## WHAT THE EXERCISE ASKS
From the listing below, copy every line with the word "Change".

## PROVIDED MATERIAL
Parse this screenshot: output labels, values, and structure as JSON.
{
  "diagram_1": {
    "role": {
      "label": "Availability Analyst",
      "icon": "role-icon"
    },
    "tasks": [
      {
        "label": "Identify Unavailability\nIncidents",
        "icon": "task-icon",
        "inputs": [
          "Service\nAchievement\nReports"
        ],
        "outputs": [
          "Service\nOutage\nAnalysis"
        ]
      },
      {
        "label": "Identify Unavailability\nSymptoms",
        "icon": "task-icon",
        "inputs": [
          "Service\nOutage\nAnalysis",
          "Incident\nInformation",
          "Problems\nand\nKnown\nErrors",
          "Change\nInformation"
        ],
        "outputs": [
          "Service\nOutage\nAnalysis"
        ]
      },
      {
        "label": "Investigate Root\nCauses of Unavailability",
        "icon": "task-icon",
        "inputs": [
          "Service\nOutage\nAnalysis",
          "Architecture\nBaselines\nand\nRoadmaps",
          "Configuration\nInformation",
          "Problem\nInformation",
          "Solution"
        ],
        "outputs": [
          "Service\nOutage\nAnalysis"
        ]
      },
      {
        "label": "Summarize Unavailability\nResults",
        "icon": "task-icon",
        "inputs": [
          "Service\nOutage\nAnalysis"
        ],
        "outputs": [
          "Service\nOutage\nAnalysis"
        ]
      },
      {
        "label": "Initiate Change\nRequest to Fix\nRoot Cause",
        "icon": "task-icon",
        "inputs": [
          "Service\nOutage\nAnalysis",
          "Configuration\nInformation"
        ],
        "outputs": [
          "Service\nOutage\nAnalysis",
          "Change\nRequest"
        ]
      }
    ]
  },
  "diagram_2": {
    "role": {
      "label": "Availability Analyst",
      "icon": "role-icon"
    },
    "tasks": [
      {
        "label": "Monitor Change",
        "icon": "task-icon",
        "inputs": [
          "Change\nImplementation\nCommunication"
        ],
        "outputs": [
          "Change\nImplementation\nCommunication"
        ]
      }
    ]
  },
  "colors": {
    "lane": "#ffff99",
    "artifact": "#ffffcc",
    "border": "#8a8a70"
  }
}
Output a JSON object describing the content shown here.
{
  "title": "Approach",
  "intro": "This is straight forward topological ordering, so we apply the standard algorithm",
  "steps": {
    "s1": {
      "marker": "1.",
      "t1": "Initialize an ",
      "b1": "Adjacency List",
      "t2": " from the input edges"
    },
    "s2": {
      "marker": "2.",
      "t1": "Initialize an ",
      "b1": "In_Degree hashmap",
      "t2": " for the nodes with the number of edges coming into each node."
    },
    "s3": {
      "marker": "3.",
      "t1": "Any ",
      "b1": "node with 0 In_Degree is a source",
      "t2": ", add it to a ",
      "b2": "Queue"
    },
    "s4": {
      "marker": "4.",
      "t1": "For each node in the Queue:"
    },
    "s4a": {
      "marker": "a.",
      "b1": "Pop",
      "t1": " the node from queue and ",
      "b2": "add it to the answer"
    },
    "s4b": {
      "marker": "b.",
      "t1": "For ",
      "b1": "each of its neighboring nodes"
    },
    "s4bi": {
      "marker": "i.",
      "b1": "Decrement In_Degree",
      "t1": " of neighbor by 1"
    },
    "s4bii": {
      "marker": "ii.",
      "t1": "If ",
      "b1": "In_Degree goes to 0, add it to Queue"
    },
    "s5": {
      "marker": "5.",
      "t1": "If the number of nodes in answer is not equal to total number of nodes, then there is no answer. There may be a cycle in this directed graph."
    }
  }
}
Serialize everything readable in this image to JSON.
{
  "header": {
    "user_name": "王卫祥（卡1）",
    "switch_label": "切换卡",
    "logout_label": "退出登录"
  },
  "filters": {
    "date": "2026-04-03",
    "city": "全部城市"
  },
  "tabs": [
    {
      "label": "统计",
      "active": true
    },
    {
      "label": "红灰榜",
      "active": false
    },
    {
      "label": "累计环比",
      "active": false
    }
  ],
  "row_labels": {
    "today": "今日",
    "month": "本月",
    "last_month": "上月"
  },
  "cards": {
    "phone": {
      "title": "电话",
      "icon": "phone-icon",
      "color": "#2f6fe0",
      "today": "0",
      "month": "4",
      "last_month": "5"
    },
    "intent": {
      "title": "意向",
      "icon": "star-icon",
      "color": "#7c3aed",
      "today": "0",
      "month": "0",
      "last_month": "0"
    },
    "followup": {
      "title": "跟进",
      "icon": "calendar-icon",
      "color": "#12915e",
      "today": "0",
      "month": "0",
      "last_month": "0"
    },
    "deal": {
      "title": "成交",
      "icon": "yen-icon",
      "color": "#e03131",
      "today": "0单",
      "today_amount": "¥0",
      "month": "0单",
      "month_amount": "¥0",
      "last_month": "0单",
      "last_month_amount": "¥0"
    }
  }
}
* * *
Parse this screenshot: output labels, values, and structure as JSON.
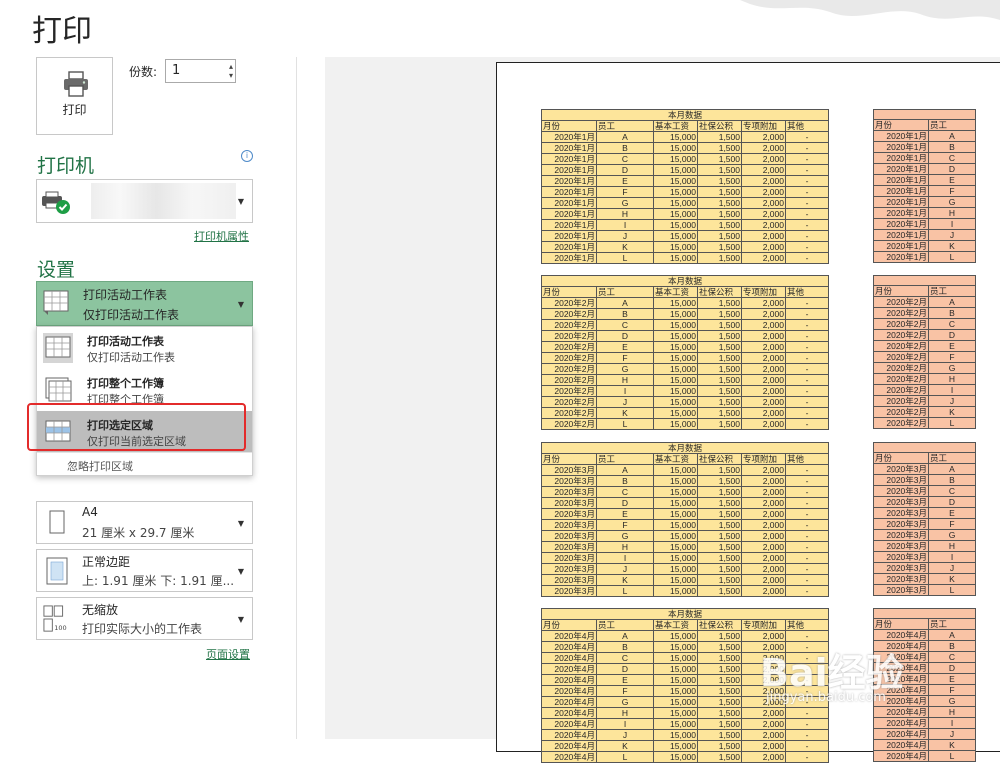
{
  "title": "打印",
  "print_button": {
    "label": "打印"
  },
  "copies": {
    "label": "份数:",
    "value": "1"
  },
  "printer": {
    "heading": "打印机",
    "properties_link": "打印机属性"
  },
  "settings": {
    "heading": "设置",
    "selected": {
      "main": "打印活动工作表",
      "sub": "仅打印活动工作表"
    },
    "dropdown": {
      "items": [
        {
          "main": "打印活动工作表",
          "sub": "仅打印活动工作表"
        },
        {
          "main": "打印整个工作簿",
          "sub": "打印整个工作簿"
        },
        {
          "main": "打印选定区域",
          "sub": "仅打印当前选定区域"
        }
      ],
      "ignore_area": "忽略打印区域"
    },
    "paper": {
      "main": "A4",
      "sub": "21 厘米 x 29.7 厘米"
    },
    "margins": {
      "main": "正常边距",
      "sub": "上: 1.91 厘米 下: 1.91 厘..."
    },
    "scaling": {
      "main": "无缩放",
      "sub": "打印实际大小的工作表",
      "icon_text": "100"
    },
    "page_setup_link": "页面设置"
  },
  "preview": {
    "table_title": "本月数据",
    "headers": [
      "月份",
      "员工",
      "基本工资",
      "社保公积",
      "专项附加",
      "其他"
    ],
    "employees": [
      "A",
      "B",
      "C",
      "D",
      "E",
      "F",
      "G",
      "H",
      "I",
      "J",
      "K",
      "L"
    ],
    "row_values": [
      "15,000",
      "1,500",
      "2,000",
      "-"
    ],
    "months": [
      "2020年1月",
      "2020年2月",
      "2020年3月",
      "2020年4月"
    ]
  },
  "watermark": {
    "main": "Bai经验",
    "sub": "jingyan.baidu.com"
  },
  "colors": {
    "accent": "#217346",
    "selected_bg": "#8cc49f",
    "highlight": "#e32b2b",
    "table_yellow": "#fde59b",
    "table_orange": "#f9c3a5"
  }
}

## FULL ANSWER
          "Change\nInformation"
        "label": "Initiate Change\nRequest to Fix\nRoot Cause",
          "Change\nRequest"
        "label": "Monitor Change",
          "Change\nImplementation\nCommunication"
          "Change\nImplementation\nCommunication"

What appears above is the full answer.